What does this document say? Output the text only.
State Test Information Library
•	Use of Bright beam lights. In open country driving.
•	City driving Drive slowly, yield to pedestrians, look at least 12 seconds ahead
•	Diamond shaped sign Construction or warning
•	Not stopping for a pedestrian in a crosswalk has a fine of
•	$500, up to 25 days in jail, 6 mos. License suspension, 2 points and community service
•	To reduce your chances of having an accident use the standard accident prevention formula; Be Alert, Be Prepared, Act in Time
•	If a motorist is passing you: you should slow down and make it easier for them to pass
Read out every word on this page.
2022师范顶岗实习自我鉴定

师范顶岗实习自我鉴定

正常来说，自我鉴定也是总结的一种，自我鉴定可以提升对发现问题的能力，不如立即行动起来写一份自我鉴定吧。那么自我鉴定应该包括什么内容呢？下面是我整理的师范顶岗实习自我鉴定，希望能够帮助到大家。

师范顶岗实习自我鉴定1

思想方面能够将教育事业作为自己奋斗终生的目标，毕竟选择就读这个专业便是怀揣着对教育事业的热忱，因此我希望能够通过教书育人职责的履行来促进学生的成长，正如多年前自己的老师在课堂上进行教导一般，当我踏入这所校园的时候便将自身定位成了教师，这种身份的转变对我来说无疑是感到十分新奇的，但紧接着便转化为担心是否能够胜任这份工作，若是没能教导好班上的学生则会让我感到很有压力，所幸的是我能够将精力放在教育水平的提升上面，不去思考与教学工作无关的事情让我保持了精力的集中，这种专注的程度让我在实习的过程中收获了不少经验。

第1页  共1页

----

# Task instructions
From the data, collect all lines where the string "driving" appears.

# The result
•	Use of Bright beam lights. In open country driving.
•	City driving Drive slowly, yield to pedestrians, look at least 12 seconds ahead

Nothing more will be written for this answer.